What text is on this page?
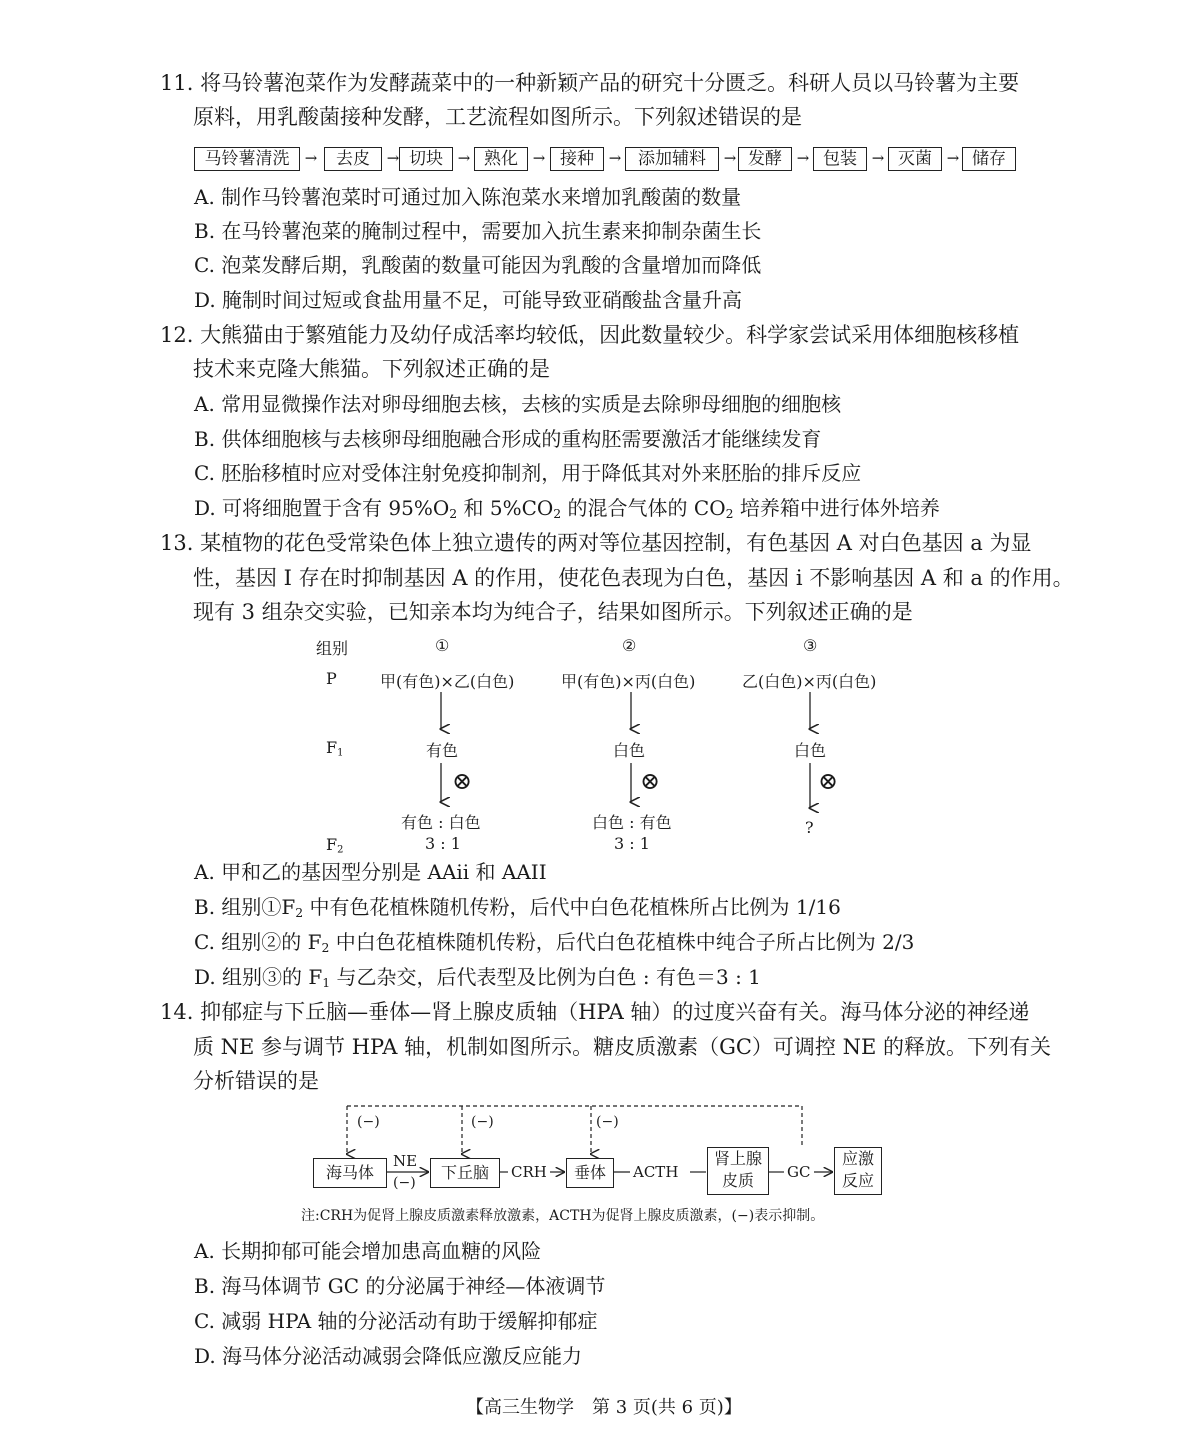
11. 将马铃薯泡菜作为发酵蔬菜中的一种新颖产品的研究十分匮乏。科研人员以马铃薯为主要
原料，用乳酸菌接种发酵，工艺流程如图所示。下列叙述错误的是
马铃薯清洗	→	去皮	→ 切块 → 熟化 → 接种 → 添加辅料	→ 发酵 → 包装 → 灭菌 → 储存
A. 制作马铃薯泡菜时可通过加入陈泡菜水来增加乳酸菌的数量
B. 在马铃薯泡菜的腌制过程中，需要加入抗生素来抑制杂菌生长
C. 泡菜发酵后期，乳酸菌的数量可能因为乳酸的含量增加而降低
D. 腌制时间过短或食盐用量不足，可能导致亚硝酸盐含量升高
12. 大熊猫由于繁殖能力及幼仔成活率均较低，因此数量较少。科学家尝试采用体细胞核移植
技术来克隆大熊猫。下列叙述正确的是
A. 常用显微操作法对卵母细胞去核，去核的实质是去除卵母细胞的细胞核
B. 供体细胞核与去核卵母细胞融合形成的重构胚需要激活才能继续发育
C. 胚胎移植时应对受体注射免疫抑制剂，用于降低其对外来胚胎的排斥反应
D. 可将细胞置于含有 $95\%O_2$ 和 $5\%CO_2$ 的混合气体的 $CO_2$ 培养箱中进行体外培养
13. 某植物的花色受常染色体上独立遗传的两对等位基因控制，有色基因 A 对白色基因 a 为显
性，基因 I 存在时抑制基因 A 的作用，使花色表现为白色，基因 i 不影响基因 A 和 a 的作用。
现有 3 组杂交实验，已知亲本均为纯合子，结果如图所示。下列叙述正确的是
组别
P
$F_1$
$F_2$
①
甲(有色)×乙(白色)
有色
⊗
有色 : 白色
3 : 1
②
甲(有色)×丙(白色)
白色
⊗
白色 : 有色
3 : 1
③
乙(白色)×丙(白色)
白色
⊗
?
A. 甲和乙的基因型分别是 AAii 和 AAII
B. 组别$①F_2$ 中有色花植株随机传粉，后代中白色花植株所占比例为 1/16
C. 组别②的 $F_2$ 中白色花植株随机传粉，后代白色花植株中纯合子所占比例为 2/3
D. 组别③的 $F_1$ 与乙杂交，后代表型及比例为白色 : 有色＝3 : 1
14. 抑郁症与下丘脑—垂体—肾上腺皮质轴（HPA 轴）的过度兴奋有关。海马体分泌的神经递
质 NE 参与调节 HPA 轴，机制如图所示。糖皮质激素（GC）可调控 NE 的释放。下列有关
分析错误的是
(−)	(−)	(−)
海马体
NE
(−)
下丘脑	CRH	垂体	ACTH
肾上腺
皮质	GC
应激
反应
注:CRH为促肾上腺皮质激素释放激素，ACTH为促肾上腺皮质激素，(−)表示抑制。
A. 长期抑郁可能会增加患高血糖的风险
B. 海马体调节 GC 的分泌属于神经—体液调节
C. 减弱 HPA 轴的分泌活动有助于缓解抑郁症
D. 海马体分泌活动减弱会降低应激反应能力
【高三生物学　第 3 页(共 6 页)】
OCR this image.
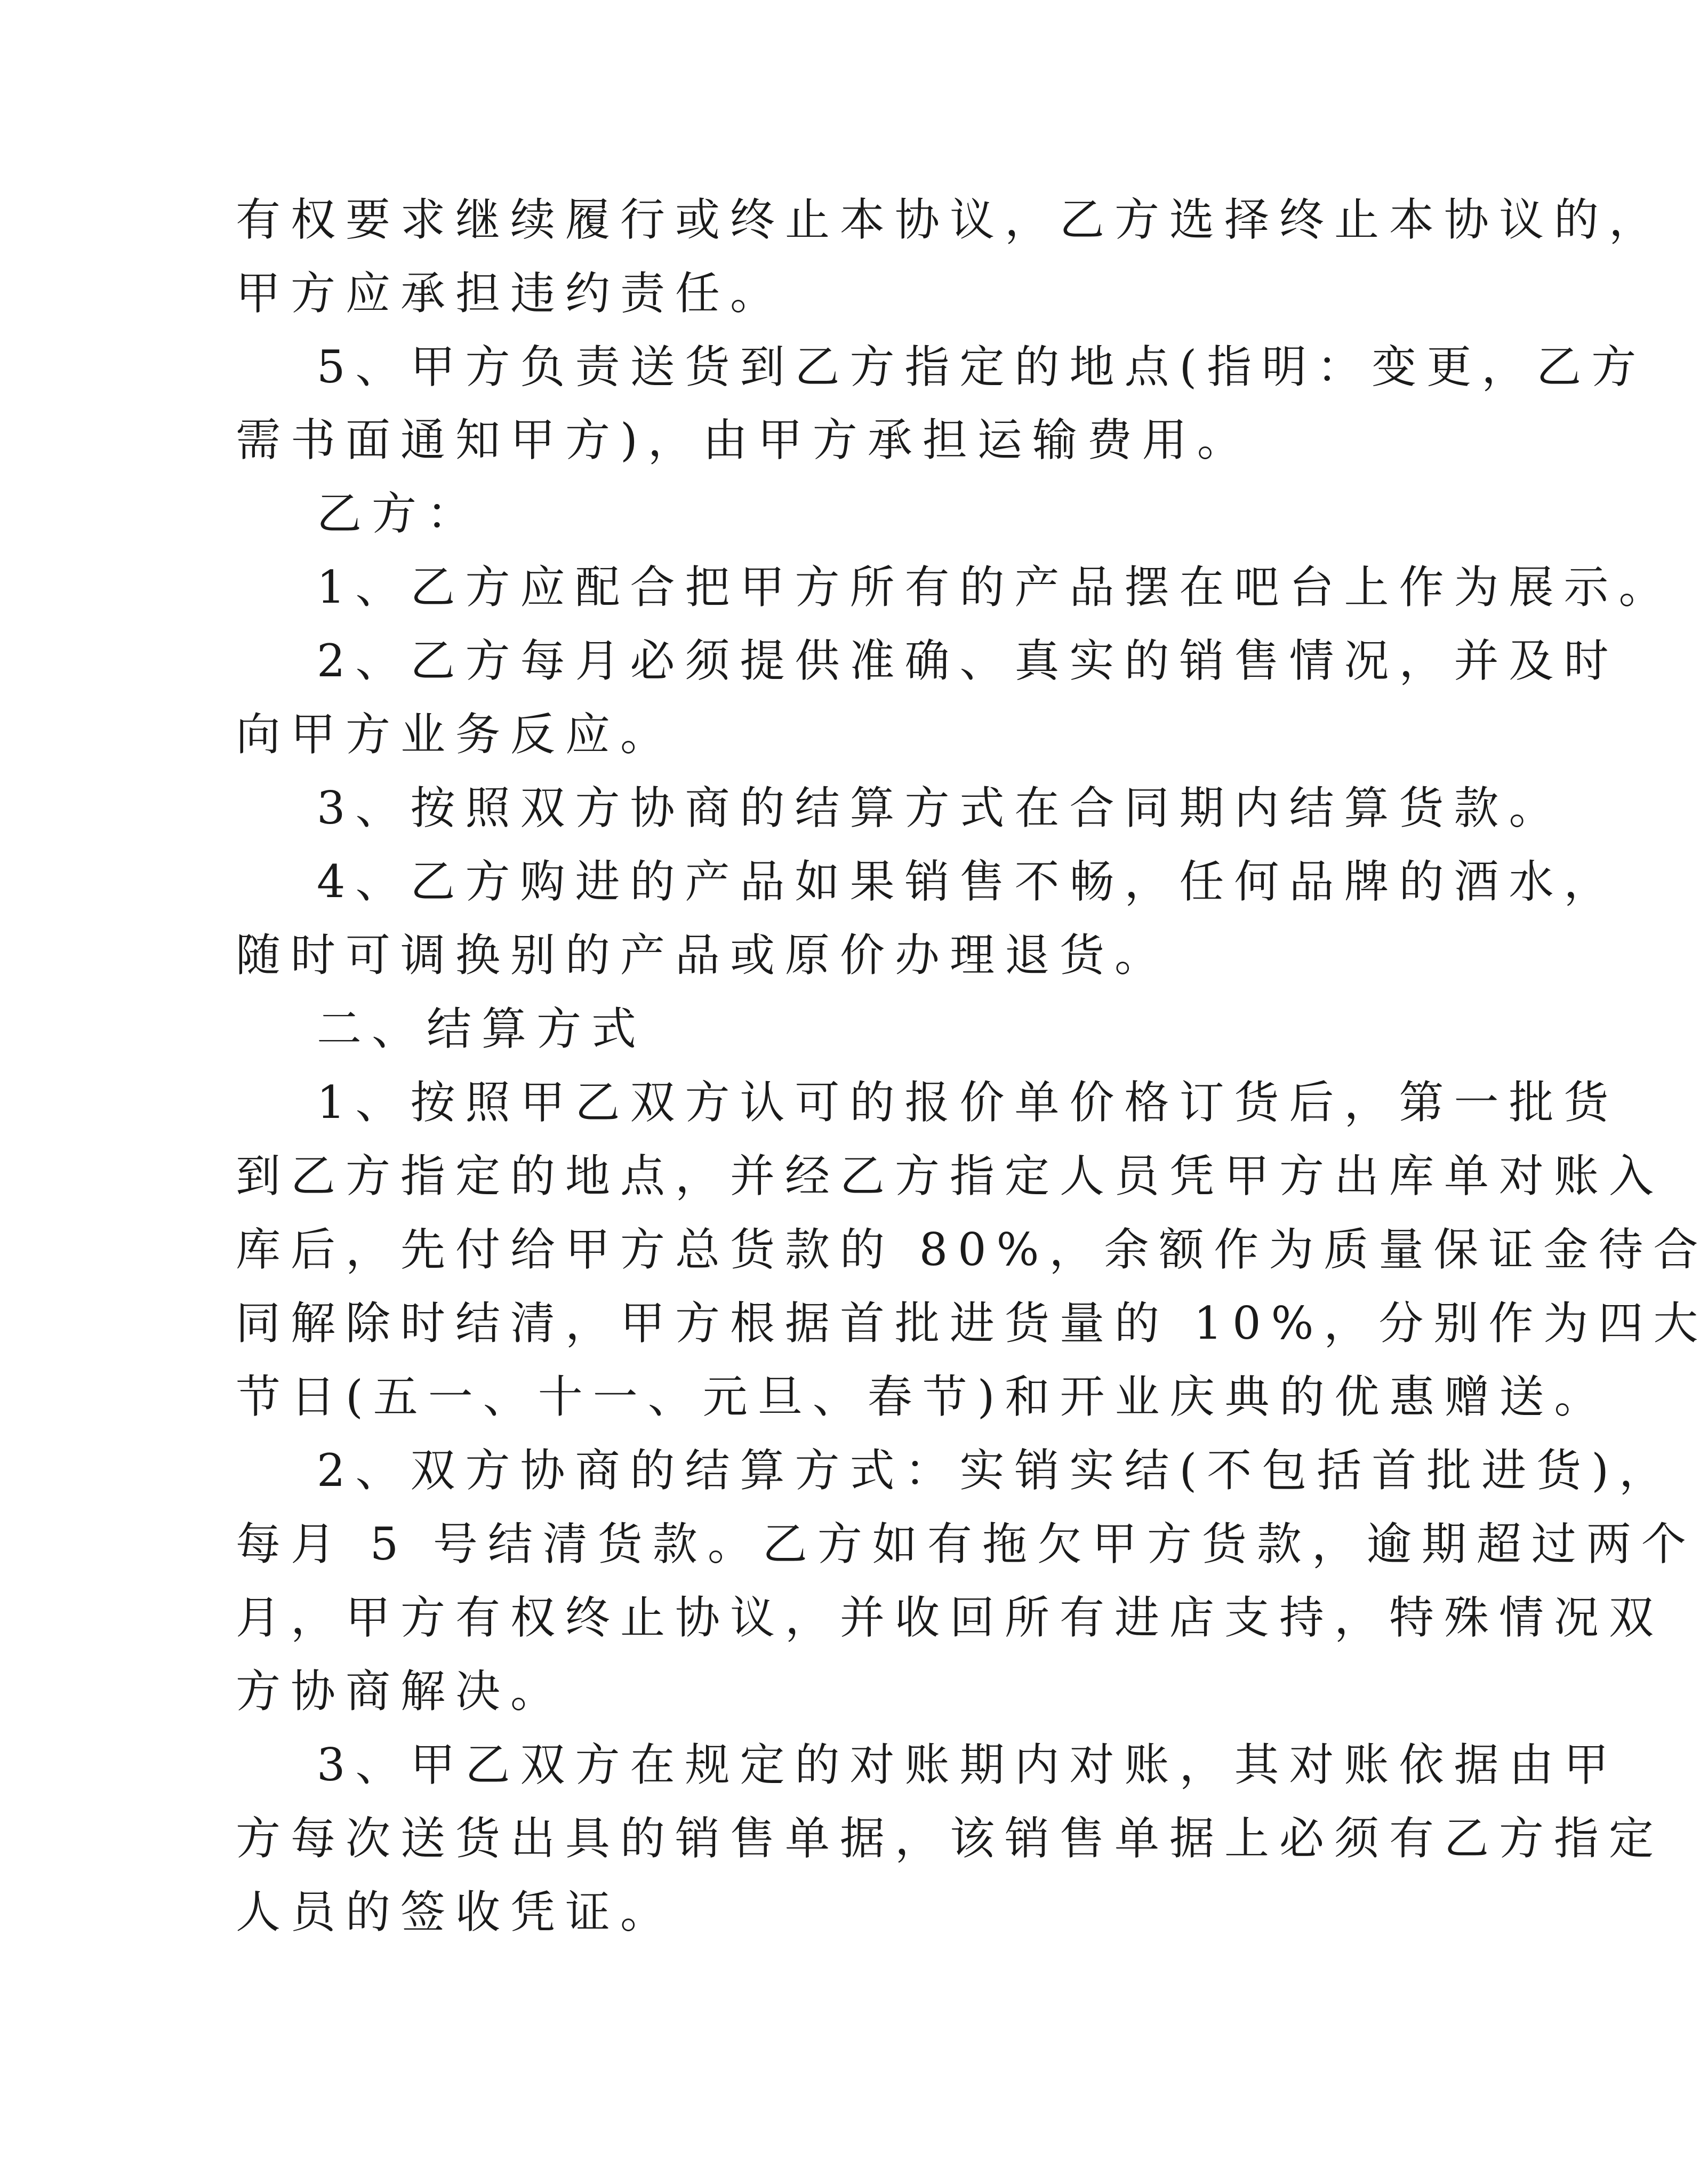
有权要求继续履行或终止本协议，乙方选择终止本协议的，
甲方应承担违约责任。
5、甲方负责送货到乙方指定的地点(指明：变更，乙方
需书面通知甲方)，由甲方承担运输费用。
乙方：
1、乙方应配合把甲方所有的产品摆在吧台上作为展示。
2、乙方每月必须提供准确、真实的销售情况，并及时
向甲方业务反应。
3、按照双方协商的结算方式在合同期内结算货款。
4、乙方购进的产品如果销售不畅，任何品牌的酒水，
随时可调换别的产品或原价办理退货。
二、结算方式
1、按照甲乙双方认可的报价单价格订货后，第一批货
到乙方指定的地点，并经乙方指定人员凭甲方出库单对账入
库后，先付给甲方总货款的 80%，余额作为质量保证金待合
同解除时结清，甲方根据首批进货量的 10%，分别作为四大
节日(五一、十一、元旦、春节)和开业庆典的优惠赠送。
2、双方协商的结算方式：实销实结(不包括首批进货)，
每月 5 号结清货款。乙方如有拖欠甲方货款，逾期超过两个
月，甲方有权终止协议，并收回所有进店支持，特殊情况双
方协商解决。
3、甲乙双方在规定的对账期内对账，其对账依据由甲
方每次送货出具的销售单据，该销售单据上必须有乙方指定
人员的签收凭证。
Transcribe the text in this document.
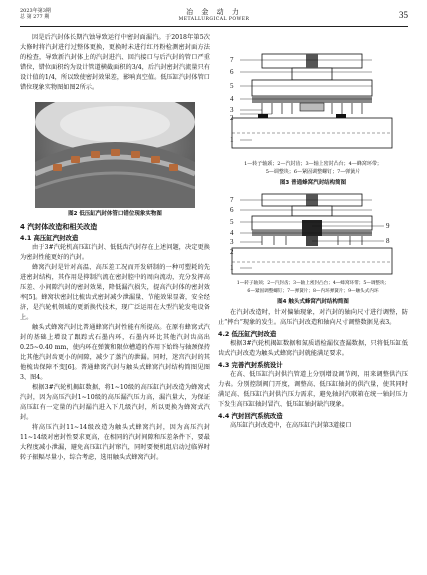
2023年第3期
总 第 277 期
冶 金 动 力
METALLURGICAL POWER	35

因是后汽封体长期汽蚀导致运行中密封面漏汽。于2018年第5次大修时将汽封进行过整体更换，更换时未进行红丹粉检测密封面方法的检查，导致新汽封体上的汽封进汽、回汽接口与后汽封的管口严重错位，错位面积约为设计管道横截面积的3/4，后汽封密封汽流量只有设计值的1/4，所以致使密封效果差，影响真空值。低压缸汽封体管口错位现象实物图如图2所示。

图2 低压缸汽封体管口错位现象实物图
4 汽封体改造和相关改造
4.1 高压缸汽封改造

由于3#汽轮机高压缸汽封、低低齿汽封存在上述问题，决定更换为密封性能更好的汽封。

蜂窝汽封是针对高温、高压差工况而开发研制的一种可塑耗的先进密封结构，其作用是抑制汽流在密封腔中的周向流动，充分发挥高压差、小间隙汽封的密封效果，降低漏汽损失，提高汽封体的密封效率[5]。蜂窝状密封比梳齿式密封减少泄漏量、节能效果显著，安全经济，是汽轮机领域的更新换代技术，现广泛运用在大型汽轮发电设备上。

触头式蜂窝汽封比普通蜂窝汽封性能有所提高。在原有蜂窝式汽封的基础上增设了跟踪式石墨内环，石墨内环比其他汽封齿高出0.25~0.40 mm，使内环在弹簧和限位槽道的作用下始终与轴颈保持比其他汽封齿更小的间隙，减少了蒸汽的泄漏。同时，迷宫汽封的其他梳齿保障不变[6]。普通蜂窝汽封与触头式蜂窝汽封结构简图见图3、图4。

根据3#汽轮机揭缸数据，将1~10级的高压缸汽封改造为蜂窝式汽封，因为高压汽封1~10级的高压漏汽压力高，漏汽量大，为保证高压缸有一定量的汽封漏汽进入下几级汽封，所以更换为蜂窝式汽封。

将高压汽封11~14级改造为触头式蜂窝汽封，因为高压汽封11~14级对密封性要求更高，在相同的汽封间隙和压差条件下，要最大程度减小泄漏，避免高压缸汽封窜汽，同时要便机组启动过临界时转子振幅尽量小，综合考虑，选用触头式蜂窝汽封。

7
6
5
4
3
2
1
1—转子轴颈；2—汽封齿；3—轴上密封凸台；4—蜂窝环带；
5—调整块；6—紧固调整螺钉；7—弹簧片
图3 普通蜂窝汽封结构简图
7
6
5
4
3
2
1
9
8
1—转子轴颈；2—汽封齿；3—轴上密封凸台；4—蜂窝环带；5—调整块；
6—紧固调整螺钉；7—弹簧片；8—内环弹簧片；9—触头式内环
图4 触头式蜂窝汽封结构简图

在汽封改造时，针对偏轴现象，对汽封的轴向尺寸进行调整，防止“摔台”现象的发生。高压汽封改造和轴向尺寸调整数据见表3。

4.2 低压缸汽封改造

根据3#汽轮机揭缸数据和氮质谱检漏仪查漏数据，只将低压缸低齿式汽封改造为触头式蜂窝汽封就能满足要求。

4.3 完善汽封系统设计

在高、低压缸汽封供汽管道上分别增设调节阀，用来调整供汽压力表。分别控制阀门开度，调整高、低压缸轴封的供汽量，使其同时满足高、低压缸汽封供汽压力需求，避免轴封汽联箱在统一轴封压力下发生高压缸轴封冒汽、低压缸轴封缺汽现象。

4.4 汽封回汽系统改造

高压缸汽封改造中，在高压缸汽封第3道接口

☆ ☆ ☆

## [Exercise task]
Locate all lines in the listing above with the word "轴上密封凸台". Copy them.

## [Solution to the exercise]
1—转子轴颈；2—汽封齿；3—轴上密封凸台；4—蜂窝环带；
1—转子轴颈；2—汽封齿；3—轴上密封凸台；4—蜂窝环带；5—调整块；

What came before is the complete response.